[start]

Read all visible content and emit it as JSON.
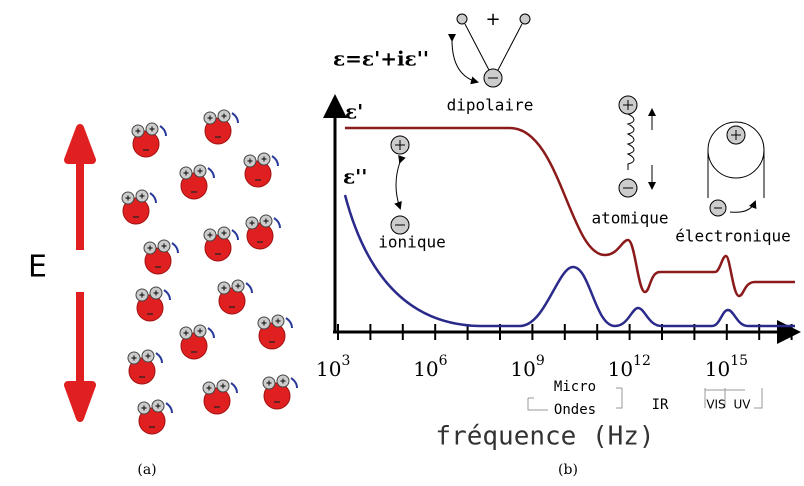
{
  "panel_a": {
    "field_label": "E",
    "caption": "(a)"
  },
  "panel_b": {
    "formula": "ε=ε'+iε''",
    "curves": [
      "ε'",
      "ε''"
    ],
    "mechanisms": [
      "dipolaire",
      "ionique",
      "atomique",
      "électronique"
    ],
    "plus_sign": "+",
    "ticks": [
      {
        "base": "10",
        "exp": "3"
      },
      {
        "base": "10",
        "exp": "6"
      },
      {
        "base": "10",
        "exp": "9"
      },
      {
        "base": "10",
        "exp": "12"
      },
      {
        "base": "10",
        "exp": "15"
      }
    ],
    "bands": [
      "Micro",
      "Ondes",
      "IR",
      "VIS",
      "UV"
    ],
    "axis_label": "fréquence (Hz)",
    "caption": "(b)"
  }
}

[end]

# [SET PROBLEM]
Return every line of the records exactly as given, pictures excluded.

# [EXERCISE RESULT]
Read all visible content and emit it as JSON.
{
  "panel_a": {
    "field_label": "E",
    "caption": "(a)"
  },
  "panel_b": {
    "formula": "ε=ε'+iε''",
    "curves": [
      "ε'",
      "ε''"
    ],
    "mechanisms": [
      "dipolaire",
      "ionique",
      "atomique",
      "électronique"
    ],
    "plus_sign": "+",
    "ticks": [
      {
        "base": "10",
        "exp": "3"
      },
      {
        "base": "10",
        "exp": "6"
      },
      {
        "base": "10",
        "exp": "9"
      },
      {
        "base": "10",
        "exp": "12"
      },
      {
        "base": "10",
        "exp": "15"
      }
    ],
    "bands": [
      "Micro",
      "Ondes",
      "IR",
      "VIS",
      "UV"
    ],
    "axis_label": "fréquence (Hz)",
    "caption": "(b)"
  }
}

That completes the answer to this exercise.